- STATED GOAL
Will you print the material below without altering a single character?

--- Start of DATASET ENTRIES ---

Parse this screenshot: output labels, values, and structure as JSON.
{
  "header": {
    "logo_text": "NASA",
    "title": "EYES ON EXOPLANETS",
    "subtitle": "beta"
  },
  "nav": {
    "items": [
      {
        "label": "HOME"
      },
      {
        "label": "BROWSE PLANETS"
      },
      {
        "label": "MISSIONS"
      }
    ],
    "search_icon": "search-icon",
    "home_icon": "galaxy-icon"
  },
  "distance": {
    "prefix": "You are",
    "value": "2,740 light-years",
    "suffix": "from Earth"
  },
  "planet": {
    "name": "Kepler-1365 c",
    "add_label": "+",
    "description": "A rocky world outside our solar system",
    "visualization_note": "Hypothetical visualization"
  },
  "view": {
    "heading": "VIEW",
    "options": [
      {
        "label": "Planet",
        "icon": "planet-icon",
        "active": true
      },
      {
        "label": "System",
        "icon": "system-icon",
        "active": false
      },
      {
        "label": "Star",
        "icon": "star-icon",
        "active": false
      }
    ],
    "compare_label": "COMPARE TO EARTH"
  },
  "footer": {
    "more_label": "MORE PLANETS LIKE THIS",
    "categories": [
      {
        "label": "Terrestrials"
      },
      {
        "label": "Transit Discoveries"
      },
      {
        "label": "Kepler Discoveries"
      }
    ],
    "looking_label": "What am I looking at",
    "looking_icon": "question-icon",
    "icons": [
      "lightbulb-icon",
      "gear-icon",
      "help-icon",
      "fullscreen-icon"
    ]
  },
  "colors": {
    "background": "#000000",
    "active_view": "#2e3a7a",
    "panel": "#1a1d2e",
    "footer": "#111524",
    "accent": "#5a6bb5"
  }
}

--- End of DATASET ENTRIES ---

- RESULT OF THIS EXERCISE
Parse this screenshot: output labels, values, and structure as JSON.
{
  "header": {
    "logo_text": "NASA",
    "title": "EYES ON EXOPLANETS",
    "subtitle": "beta"
  },
  "nav": {
    "items": [
      {
        "label": "HOME"
      },
      {
        "label": "BROWSE PLANETS"
      },
      {
        "label": "MISSIONS"
      }
    ],
    "search_icon": "search-icon",
    "home_icon": "galaxy-icon"
  },
  "distance": {
    "prefix": "You are",
    "value": "2,740 light-years",
    "suffix": "from Earth"
  },
  "planet": {
    "name": "Kepler-1365 c",
    "add_label": "+",
    "description": "A rocky world outside our solar system",
    "visualization_note": "Hypothetical visualization"
  },
  "view": {
    "heading": "VIEW",
    "options": [
      {
        "label": "Planet",
        "icon": "planet-icon",
        "active": true
      },
      {
        "label": "System",
        "icon": "system-icon",
        "active": false
      },
      {
        "label": "Star",
        "icon": "star-icon",
        "active": false
      }
    ],
    "compare_label": "COMPARE TO EARTH"
  },
  "footer": {
    "more_label": "MORE PLANETS LIKE THIS",
    "categories": [
      {
        "label": "Terrestrials"
      },
      {
        "label": "Transit Discoveries"
      },
      {
        "label": "Kepler Discoveries"
      }
    ],
    "looking_label": "What am I looking at",
    "looking_icon": "question-icon",
    "icons": [
      "lightbulb-icon",
      "gear-icon",
      "help-icon",
      "fullscreen-icon"
    ]
  },
  "colors": {
    "background": "#000000",
    "active_view": "#2e3a7a",
    "panel": "#1a1d2e",
    "footer": "#111524",
    "accent": "#5a6bb5"
  }
}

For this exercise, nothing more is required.